──────── Input records

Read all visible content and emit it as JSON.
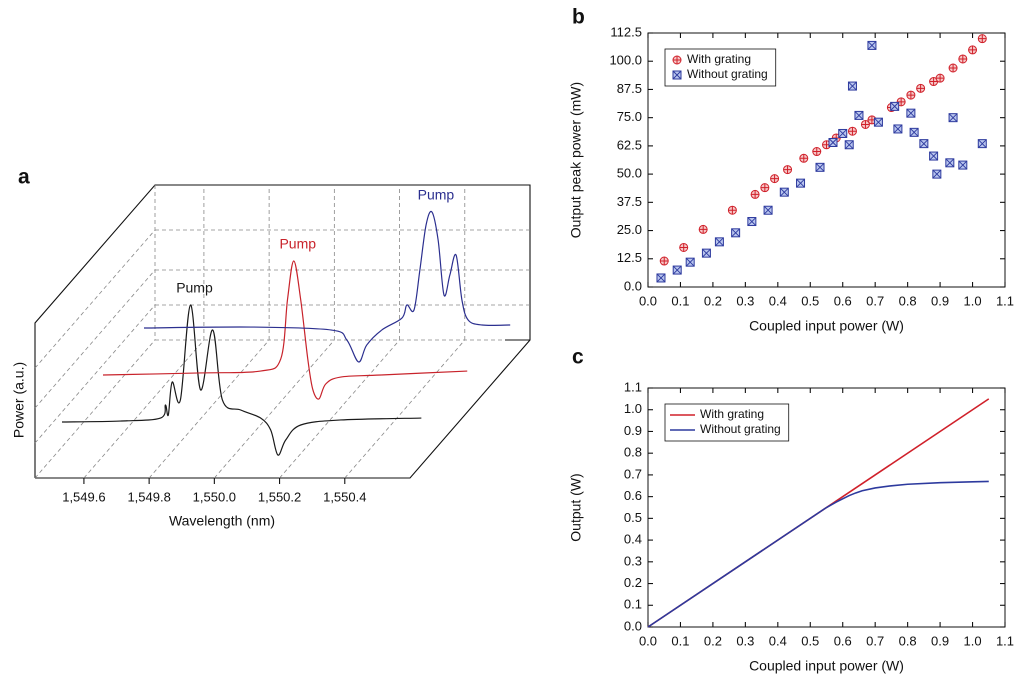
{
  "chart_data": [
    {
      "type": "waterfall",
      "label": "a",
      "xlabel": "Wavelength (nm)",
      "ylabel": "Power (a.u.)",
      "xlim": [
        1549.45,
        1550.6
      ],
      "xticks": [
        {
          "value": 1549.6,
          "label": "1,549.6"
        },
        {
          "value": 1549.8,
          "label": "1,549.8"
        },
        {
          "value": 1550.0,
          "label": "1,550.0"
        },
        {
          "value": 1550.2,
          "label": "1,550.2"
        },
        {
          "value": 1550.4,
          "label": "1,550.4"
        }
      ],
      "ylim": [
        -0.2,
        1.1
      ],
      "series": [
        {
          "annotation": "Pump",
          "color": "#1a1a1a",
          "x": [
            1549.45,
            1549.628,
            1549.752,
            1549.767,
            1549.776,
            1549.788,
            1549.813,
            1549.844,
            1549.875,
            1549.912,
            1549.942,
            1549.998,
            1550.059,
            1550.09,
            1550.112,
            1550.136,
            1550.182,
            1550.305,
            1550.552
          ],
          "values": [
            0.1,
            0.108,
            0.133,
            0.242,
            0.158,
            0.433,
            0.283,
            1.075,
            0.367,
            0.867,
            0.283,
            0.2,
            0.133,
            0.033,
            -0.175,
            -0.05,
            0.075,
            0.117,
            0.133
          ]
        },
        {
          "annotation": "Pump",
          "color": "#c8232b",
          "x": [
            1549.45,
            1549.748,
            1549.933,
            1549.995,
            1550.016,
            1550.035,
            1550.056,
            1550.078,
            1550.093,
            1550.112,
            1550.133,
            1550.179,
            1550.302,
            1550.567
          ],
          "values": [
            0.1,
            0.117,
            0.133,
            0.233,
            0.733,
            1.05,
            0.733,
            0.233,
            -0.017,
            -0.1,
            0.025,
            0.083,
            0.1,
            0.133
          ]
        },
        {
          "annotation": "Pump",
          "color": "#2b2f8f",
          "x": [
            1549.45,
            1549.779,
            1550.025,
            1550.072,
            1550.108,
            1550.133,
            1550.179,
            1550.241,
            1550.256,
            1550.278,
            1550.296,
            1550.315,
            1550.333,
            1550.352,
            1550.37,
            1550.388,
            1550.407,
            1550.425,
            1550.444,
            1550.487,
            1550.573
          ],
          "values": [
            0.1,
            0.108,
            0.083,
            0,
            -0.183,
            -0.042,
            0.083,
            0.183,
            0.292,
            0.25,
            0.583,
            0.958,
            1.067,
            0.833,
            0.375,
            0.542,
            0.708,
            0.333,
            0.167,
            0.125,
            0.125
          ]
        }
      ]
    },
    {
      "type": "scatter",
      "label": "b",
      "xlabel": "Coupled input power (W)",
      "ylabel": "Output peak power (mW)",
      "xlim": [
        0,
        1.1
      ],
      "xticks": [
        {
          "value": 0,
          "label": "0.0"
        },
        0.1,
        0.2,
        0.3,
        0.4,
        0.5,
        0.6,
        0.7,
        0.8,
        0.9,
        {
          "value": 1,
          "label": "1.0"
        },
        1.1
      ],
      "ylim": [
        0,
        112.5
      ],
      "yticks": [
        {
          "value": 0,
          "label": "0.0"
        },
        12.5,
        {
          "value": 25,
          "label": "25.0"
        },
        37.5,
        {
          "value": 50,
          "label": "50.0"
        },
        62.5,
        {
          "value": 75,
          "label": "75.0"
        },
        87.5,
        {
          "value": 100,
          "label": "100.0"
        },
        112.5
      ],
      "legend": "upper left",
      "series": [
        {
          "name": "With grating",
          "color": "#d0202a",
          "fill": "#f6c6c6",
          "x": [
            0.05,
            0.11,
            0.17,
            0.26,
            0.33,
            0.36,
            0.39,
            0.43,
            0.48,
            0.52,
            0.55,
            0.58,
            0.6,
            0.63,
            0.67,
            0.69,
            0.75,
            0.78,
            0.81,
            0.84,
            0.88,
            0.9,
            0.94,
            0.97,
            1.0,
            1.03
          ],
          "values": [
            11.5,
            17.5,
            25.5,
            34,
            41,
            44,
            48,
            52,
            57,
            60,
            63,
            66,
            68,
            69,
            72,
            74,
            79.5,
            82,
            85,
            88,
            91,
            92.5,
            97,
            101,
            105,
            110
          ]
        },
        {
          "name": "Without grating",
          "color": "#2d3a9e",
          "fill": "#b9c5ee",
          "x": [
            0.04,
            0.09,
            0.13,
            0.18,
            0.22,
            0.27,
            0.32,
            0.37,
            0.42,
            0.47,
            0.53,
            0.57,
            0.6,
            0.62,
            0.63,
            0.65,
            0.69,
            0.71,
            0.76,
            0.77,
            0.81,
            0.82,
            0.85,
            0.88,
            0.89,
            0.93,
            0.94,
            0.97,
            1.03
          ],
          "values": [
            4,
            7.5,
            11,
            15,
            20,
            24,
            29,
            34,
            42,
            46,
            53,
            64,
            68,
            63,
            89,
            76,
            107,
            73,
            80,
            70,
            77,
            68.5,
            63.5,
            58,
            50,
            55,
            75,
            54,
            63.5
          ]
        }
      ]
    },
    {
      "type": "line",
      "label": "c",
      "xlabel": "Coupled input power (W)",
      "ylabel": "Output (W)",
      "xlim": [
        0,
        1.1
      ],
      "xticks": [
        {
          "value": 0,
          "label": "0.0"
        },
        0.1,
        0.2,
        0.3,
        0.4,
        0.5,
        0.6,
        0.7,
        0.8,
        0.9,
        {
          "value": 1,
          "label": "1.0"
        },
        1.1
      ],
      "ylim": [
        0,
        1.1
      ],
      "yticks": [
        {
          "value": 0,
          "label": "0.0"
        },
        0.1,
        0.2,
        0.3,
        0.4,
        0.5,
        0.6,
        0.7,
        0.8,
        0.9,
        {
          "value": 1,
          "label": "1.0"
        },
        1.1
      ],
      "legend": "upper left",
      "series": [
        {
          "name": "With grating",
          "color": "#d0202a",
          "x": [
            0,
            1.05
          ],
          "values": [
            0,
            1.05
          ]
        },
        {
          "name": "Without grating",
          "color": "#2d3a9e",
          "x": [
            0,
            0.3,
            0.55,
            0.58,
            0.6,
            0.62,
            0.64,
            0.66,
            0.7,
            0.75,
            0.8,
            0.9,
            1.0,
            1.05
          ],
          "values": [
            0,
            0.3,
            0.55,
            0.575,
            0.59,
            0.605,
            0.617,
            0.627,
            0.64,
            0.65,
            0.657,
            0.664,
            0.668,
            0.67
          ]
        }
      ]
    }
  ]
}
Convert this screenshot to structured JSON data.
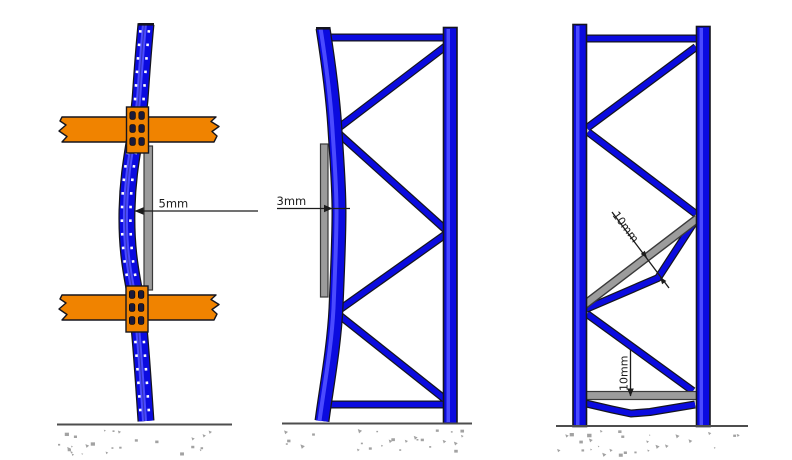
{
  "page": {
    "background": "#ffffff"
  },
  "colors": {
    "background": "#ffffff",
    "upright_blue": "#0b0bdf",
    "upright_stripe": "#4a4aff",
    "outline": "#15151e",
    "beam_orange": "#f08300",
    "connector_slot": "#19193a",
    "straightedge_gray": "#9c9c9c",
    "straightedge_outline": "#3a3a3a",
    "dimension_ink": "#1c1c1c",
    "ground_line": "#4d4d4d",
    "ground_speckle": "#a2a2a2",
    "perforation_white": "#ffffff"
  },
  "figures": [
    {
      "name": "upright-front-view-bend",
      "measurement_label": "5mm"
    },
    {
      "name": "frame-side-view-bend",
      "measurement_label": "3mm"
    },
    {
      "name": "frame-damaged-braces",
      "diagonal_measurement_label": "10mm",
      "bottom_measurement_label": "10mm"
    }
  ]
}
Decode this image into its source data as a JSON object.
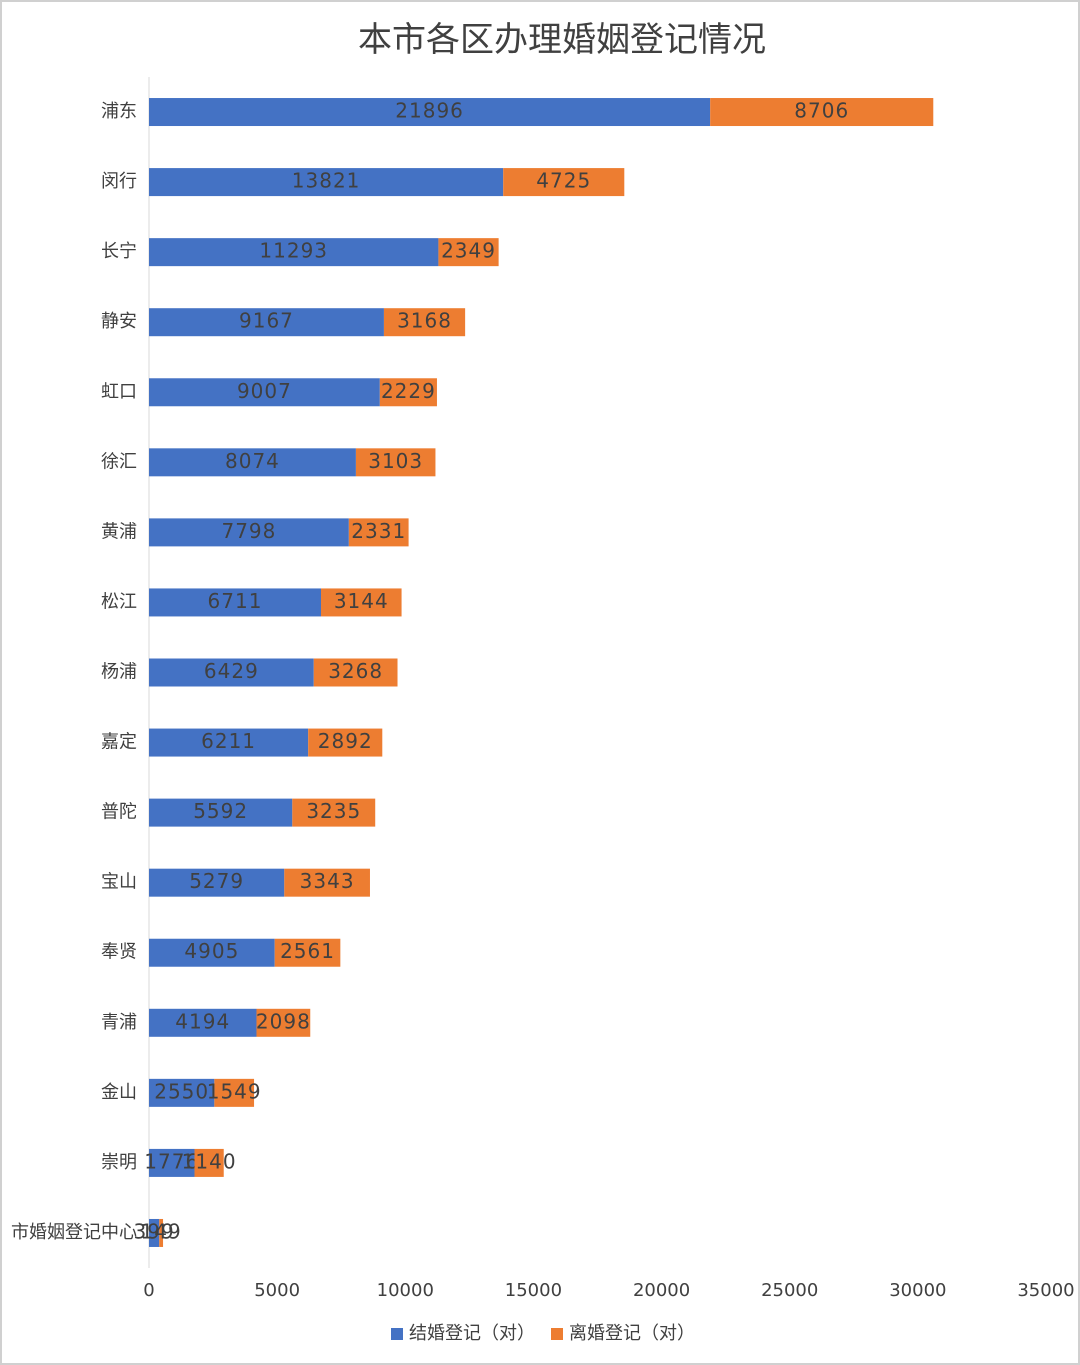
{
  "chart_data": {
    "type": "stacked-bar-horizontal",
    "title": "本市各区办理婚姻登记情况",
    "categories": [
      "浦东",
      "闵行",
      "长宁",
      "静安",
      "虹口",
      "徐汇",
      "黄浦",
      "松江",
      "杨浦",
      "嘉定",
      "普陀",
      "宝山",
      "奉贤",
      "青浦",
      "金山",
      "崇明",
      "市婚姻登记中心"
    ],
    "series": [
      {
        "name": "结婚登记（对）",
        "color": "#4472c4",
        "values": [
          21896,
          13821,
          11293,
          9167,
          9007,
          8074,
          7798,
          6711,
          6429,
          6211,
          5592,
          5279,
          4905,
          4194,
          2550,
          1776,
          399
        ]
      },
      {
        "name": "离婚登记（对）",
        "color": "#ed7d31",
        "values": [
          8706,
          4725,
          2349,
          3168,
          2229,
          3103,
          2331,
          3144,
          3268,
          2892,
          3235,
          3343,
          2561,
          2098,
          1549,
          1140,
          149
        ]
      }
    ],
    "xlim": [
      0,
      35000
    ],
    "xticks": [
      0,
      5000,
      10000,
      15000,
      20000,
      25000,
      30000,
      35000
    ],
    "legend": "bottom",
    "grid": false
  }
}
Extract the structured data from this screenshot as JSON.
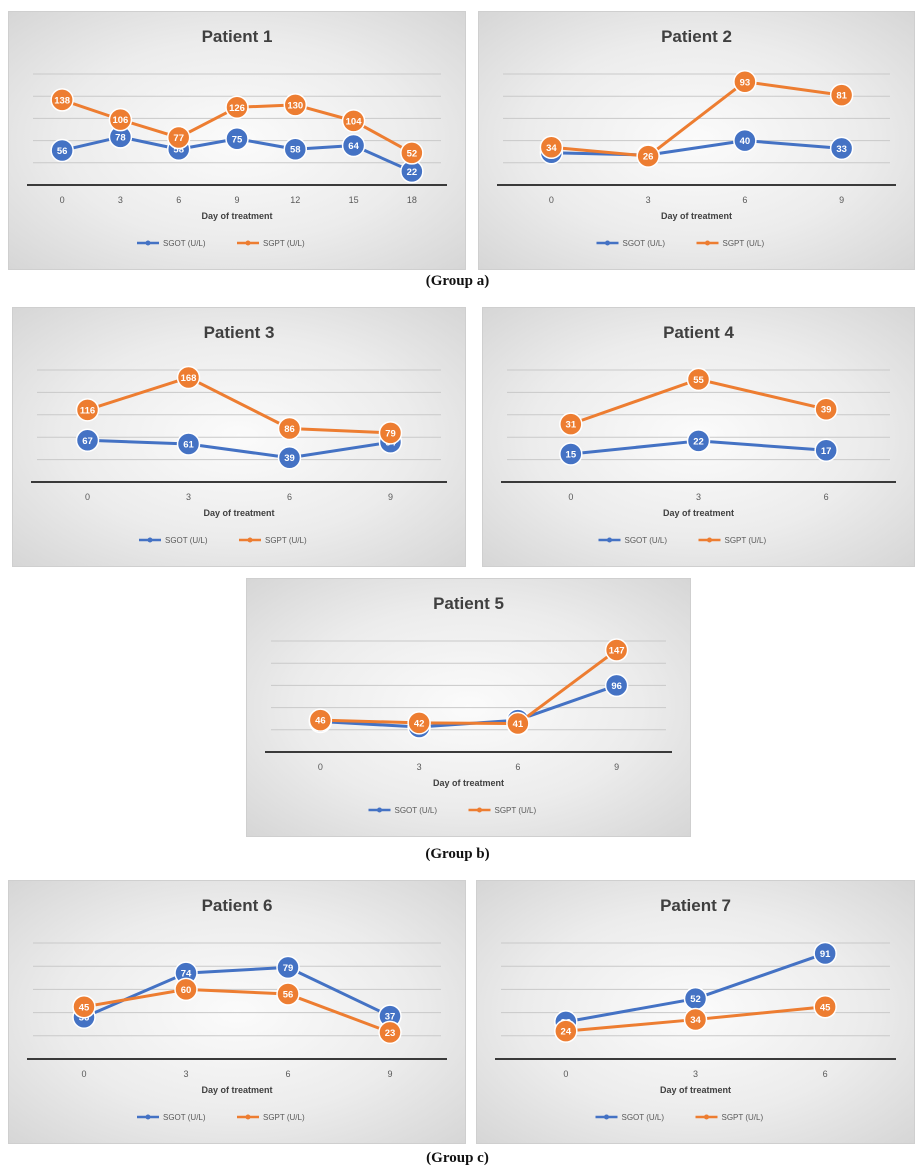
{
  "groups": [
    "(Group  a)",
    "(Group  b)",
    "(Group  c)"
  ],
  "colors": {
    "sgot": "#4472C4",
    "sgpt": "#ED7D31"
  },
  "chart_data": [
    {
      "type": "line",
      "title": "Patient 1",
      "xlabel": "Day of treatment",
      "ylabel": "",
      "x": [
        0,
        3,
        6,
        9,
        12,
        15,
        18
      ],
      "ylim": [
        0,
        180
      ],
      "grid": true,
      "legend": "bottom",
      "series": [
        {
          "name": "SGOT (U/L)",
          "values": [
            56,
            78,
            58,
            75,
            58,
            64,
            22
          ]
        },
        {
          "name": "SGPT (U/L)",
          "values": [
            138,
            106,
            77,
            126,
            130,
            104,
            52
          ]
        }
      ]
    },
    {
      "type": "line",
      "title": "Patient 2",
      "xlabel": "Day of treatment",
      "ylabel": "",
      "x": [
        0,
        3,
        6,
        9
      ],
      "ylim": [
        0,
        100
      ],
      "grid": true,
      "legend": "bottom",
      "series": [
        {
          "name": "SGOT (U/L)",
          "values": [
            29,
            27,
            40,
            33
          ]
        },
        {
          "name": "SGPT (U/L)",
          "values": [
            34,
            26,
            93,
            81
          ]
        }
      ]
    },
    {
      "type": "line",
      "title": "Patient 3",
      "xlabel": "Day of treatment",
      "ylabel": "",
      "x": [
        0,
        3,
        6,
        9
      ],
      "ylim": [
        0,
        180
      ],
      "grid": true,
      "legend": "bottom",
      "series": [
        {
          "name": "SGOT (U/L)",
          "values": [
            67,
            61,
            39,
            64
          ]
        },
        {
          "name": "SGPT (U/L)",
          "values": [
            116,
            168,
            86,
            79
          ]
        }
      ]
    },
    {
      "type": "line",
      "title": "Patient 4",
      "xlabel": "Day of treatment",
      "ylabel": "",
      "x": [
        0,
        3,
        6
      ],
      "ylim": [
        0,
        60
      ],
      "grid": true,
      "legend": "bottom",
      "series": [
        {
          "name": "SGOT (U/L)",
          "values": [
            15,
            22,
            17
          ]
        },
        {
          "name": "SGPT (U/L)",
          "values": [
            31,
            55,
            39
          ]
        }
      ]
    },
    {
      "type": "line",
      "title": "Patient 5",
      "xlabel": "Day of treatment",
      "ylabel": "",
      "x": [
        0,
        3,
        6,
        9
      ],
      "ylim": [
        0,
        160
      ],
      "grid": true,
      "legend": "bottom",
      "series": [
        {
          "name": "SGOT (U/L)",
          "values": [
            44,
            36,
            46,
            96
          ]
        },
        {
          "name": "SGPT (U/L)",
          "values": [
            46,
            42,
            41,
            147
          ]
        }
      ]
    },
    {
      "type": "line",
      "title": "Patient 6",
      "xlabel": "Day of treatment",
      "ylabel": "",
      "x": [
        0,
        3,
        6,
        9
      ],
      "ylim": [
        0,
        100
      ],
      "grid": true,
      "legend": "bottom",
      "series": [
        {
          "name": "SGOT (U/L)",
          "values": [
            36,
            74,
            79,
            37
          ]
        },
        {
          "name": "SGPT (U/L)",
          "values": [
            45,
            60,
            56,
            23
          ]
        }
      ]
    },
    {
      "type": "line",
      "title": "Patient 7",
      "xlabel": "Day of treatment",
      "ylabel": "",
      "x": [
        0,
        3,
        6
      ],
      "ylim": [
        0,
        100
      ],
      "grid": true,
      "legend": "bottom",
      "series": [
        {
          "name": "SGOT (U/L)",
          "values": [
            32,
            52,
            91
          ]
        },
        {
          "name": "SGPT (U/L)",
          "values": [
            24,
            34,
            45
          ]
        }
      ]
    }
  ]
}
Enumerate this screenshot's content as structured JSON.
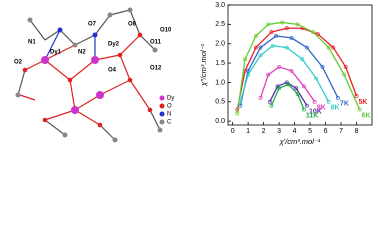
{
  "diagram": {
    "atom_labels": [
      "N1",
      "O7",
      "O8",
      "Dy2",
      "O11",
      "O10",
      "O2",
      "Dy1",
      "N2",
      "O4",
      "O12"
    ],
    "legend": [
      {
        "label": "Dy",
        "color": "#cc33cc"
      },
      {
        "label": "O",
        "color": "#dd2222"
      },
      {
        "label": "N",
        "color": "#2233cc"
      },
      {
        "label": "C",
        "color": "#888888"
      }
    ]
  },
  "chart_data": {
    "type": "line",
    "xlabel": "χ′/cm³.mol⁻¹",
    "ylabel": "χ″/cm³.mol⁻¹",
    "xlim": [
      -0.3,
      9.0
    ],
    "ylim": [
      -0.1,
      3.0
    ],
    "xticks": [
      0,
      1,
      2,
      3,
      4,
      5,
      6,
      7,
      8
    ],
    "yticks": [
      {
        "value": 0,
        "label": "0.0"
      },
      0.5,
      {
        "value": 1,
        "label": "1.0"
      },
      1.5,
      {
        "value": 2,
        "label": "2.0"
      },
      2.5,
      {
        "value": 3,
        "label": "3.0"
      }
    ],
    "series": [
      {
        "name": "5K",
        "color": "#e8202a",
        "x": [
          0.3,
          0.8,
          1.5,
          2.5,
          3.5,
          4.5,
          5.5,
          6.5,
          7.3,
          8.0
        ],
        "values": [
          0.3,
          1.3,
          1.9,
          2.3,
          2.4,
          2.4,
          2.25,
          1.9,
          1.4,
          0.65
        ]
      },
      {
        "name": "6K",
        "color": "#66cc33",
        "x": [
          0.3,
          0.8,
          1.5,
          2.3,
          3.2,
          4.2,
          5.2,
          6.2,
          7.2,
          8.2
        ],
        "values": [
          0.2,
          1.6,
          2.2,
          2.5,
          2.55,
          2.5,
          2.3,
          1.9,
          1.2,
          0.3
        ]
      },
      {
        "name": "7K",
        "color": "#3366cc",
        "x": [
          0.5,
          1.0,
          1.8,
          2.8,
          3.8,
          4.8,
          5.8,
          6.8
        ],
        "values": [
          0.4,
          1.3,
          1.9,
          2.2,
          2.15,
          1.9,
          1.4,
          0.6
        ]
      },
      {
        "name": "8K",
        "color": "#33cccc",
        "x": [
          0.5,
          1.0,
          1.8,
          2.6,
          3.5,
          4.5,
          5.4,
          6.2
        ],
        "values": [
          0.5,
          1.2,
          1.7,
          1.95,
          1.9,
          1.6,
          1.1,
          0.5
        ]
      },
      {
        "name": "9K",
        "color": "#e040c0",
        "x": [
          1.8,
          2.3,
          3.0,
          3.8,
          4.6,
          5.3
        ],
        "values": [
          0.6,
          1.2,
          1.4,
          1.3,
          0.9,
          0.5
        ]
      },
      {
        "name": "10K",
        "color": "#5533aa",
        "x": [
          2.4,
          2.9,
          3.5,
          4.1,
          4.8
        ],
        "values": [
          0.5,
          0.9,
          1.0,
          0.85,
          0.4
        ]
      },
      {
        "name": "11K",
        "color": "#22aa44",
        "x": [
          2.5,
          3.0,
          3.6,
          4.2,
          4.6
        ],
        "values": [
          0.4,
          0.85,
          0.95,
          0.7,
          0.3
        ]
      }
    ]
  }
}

────────────────

## What to work on
Among these entries, how many lines include the string "view"? Reply with the number by itself.

## Correct answer
2